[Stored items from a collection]

........

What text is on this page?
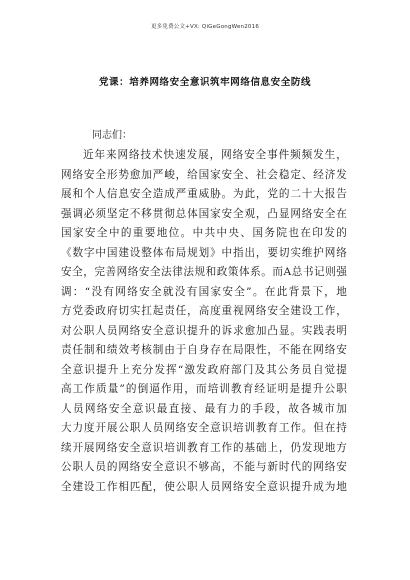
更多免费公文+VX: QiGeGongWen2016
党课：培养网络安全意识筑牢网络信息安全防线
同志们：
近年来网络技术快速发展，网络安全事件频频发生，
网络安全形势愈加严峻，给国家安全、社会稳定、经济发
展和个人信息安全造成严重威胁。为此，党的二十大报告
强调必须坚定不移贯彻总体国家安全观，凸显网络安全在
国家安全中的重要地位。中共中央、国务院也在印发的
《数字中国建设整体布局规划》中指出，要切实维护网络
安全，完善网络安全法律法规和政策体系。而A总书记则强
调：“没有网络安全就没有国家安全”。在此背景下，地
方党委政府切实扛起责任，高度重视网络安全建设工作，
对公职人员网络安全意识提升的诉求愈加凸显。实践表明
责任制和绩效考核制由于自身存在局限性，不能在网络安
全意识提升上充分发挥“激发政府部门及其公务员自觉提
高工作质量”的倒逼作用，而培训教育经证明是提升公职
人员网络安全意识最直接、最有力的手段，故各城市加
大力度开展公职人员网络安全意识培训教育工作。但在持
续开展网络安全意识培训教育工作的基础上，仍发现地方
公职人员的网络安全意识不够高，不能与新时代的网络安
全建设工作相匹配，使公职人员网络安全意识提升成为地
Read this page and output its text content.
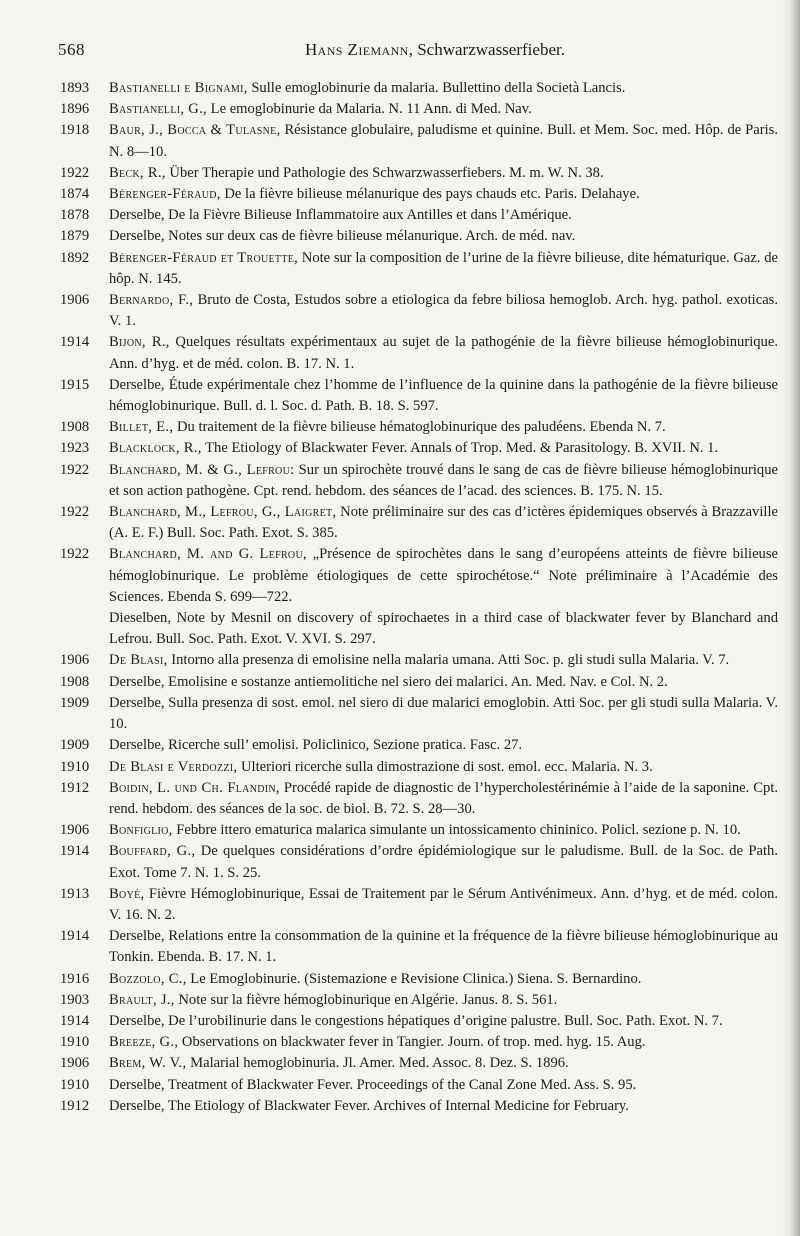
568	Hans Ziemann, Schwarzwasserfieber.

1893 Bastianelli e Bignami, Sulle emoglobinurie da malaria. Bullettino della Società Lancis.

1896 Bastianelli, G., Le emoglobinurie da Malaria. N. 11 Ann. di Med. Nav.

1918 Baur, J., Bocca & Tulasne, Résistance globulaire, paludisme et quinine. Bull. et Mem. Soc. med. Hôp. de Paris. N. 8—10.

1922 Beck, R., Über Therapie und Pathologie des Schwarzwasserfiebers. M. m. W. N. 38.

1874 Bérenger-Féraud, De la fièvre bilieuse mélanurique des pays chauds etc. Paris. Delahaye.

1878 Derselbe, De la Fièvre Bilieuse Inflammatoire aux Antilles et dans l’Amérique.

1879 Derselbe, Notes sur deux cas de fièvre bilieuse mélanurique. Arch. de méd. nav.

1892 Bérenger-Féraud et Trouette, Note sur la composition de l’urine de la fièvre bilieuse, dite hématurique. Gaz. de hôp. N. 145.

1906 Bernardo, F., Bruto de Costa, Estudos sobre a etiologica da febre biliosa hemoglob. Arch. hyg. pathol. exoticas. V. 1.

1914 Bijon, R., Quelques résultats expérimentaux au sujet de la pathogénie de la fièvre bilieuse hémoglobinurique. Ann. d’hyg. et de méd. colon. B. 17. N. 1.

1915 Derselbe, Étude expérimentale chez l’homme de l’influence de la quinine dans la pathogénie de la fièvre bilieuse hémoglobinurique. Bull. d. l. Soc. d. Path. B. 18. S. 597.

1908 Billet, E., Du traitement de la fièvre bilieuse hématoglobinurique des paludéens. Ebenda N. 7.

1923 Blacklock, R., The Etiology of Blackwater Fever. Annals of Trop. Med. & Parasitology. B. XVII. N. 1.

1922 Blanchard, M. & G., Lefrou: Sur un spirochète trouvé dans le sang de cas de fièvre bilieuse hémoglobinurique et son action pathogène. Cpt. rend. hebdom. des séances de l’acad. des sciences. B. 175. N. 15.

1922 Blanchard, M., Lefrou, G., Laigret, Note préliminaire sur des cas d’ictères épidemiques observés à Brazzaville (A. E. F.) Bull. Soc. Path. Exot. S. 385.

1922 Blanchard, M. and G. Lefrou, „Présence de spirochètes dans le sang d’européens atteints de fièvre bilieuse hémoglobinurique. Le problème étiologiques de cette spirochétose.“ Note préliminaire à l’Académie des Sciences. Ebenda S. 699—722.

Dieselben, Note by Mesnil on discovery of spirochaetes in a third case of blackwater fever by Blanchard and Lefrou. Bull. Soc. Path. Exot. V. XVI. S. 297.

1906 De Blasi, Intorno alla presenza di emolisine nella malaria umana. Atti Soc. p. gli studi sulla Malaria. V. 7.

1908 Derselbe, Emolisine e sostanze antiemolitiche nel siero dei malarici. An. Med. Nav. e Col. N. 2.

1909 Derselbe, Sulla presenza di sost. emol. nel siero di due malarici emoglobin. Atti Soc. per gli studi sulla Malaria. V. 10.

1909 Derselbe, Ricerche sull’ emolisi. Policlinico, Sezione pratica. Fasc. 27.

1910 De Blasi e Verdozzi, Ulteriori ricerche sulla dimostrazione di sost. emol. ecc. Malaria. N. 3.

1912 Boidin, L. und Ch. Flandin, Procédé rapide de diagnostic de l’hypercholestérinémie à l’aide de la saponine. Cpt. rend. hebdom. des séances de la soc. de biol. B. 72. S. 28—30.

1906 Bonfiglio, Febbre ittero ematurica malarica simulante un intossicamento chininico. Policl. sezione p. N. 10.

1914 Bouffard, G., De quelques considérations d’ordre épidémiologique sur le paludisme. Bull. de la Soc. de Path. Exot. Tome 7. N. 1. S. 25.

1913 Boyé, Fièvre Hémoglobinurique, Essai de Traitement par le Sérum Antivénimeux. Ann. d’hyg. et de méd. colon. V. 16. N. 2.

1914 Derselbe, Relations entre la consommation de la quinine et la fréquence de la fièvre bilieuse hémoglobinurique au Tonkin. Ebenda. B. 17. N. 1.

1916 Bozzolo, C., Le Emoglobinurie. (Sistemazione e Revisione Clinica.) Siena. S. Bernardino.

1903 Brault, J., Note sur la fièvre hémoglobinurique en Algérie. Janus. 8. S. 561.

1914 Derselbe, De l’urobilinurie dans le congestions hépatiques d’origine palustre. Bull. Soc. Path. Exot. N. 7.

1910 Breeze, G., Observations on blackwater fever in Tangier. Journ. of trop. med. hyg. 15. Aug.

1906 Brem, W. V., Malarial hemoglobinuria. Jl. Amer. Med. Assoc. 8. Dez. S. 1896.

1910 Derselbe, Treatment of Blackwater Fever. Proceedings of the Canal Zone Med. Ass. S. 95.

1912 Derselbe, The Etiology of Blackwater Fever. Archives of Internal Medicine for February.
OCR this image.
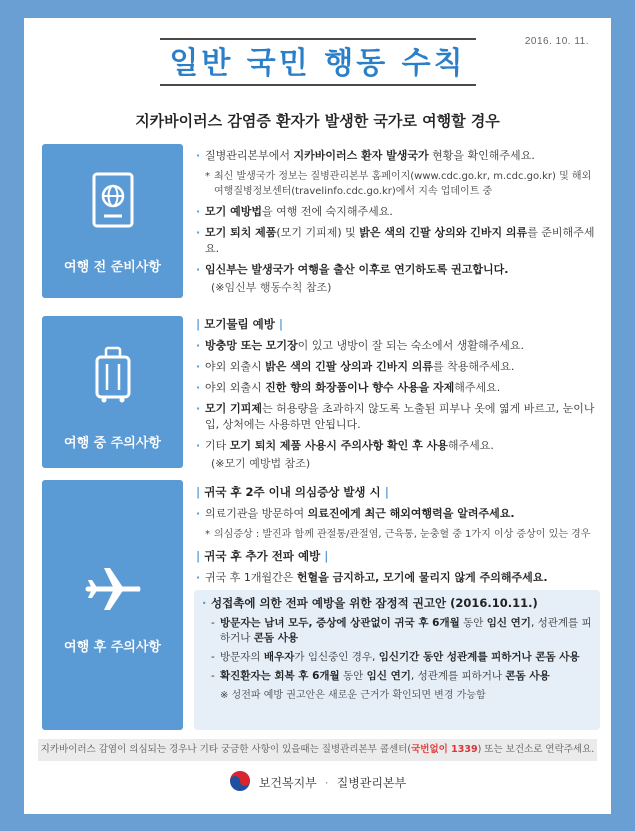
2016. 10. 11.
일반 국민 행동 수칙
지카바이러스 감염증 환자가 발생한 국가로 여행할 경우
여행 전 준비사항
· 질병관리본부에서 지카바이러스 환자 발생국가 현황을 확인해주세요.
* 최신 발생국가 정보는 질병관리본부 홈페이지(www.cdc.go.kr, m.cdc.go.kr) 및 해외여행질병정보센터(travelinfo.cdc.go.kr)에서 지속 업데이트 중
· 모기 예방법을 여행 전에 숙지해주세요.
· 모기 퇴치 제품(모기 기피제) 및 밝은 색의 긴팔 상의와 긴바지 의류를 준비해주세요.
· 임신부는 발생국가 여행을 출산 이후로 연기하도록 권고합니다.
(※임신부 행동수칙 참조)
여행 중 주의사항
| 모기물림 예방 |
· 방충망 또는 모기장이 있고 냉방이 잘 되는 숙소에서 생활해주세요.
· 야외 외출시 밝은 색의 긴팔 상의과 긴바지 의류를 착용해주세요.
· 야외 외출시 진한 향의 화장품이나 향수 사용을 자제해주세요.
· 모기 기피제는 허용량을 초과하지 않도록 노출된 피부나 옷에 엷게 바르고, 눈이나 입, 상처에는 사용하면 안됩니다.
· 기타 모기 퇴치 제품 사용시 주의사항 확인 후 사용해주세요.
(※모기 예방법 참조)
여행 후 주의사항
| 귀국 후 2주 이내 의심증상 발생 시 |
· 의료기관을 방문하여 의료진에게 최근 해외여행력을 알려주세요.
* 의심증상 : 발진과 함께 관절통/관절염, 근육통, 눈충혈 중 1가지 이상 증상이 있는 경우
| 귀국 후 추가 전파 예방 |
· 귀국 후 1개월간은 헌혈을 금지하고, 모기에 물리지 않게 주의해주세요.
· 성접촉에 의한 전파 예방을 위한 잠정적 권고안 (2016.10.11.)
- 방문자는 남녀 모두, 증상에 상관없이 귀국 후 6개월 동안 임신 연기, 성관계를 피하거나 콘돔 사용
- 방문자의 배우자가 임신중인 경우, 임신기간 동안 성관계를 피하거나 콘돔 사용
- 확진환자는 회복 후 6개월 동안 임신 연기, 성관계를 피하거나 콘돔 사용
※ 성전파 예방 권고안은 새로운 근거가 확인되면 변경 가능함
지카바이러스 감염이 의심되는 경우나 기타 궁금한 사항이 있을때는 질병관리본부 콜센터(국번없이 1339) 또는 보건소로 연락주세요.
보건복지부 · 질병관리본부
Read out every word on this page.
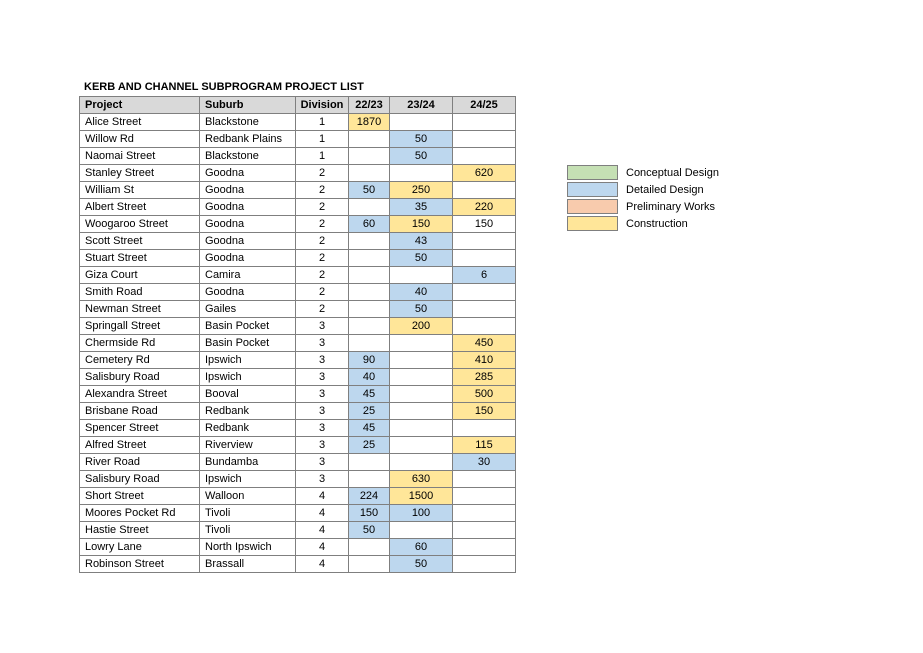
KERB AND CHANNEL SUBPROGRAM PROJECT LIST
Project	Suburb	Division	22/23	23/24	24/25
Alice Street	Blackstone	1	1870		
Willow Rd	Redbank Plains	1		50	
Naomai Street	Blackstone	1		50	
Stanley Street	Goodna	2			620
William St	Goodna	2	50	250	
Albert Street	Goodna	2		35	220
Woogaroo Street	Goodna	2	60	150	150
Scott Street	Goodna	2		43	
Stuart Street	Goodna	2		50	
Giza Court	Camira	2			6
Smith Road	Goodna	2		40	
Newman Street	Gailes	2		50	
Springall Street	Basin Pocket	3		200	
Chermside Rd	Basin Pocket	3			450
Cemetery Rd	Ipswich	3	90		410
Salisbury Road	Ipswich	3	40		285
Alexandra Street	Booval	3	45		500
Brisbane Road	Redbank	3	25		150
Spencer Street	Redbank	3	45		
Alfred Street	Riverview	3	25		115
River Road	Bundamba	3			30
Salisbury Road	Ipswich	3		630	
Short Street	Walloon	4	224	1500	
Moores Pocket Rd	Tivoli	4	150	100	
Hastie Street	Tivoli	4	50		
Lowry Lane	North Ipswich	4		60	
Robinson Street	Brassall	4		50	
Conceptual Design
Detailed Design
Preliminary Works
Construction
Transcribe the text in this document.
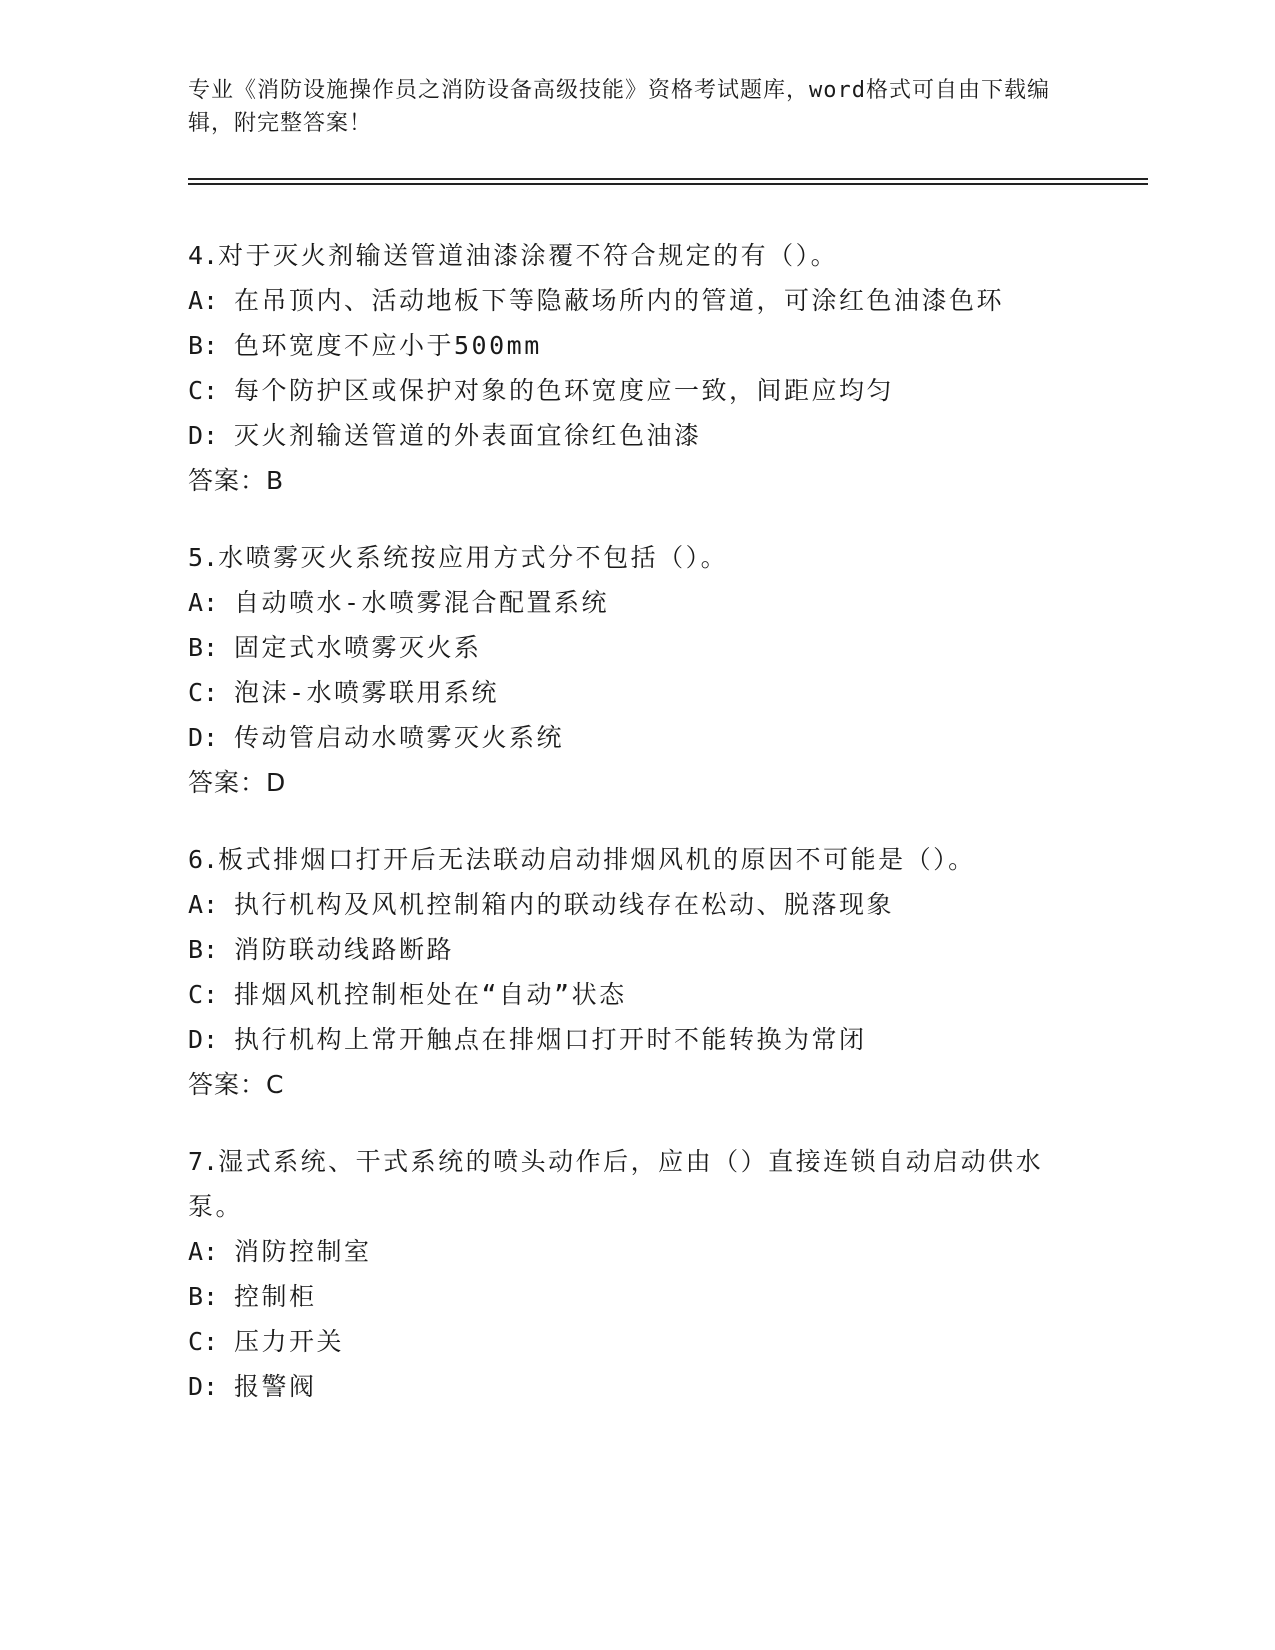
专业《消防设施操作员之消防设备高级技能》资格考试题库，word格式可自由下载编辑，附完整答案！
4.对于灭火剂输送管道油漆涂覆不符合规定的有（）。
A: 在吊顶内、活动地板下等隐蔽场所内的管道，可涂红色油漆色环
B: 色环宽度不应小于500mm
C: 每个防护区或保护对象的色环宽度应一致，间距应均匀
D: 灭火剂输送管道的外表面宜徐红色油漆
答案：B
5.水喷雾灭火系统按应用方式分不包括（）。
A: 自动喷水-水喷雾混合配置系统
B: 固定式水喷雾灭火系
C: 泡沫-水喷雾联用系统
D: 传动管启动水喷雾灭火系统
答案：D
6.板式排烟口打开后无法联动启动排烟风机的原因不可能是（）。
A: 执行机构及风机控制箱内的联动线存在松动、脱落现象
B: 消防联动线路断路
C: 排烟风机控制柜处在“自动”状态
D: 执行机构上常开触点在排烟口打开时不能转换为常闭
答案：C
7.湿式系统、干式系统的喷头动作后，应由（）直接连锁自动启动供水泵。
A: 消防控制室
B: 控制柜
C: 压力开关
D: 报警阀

........

§ **Goal of the exercise**:
Reply with nothing except the number of lines in the listing above that include "siero".

§ **Result of this task**:
2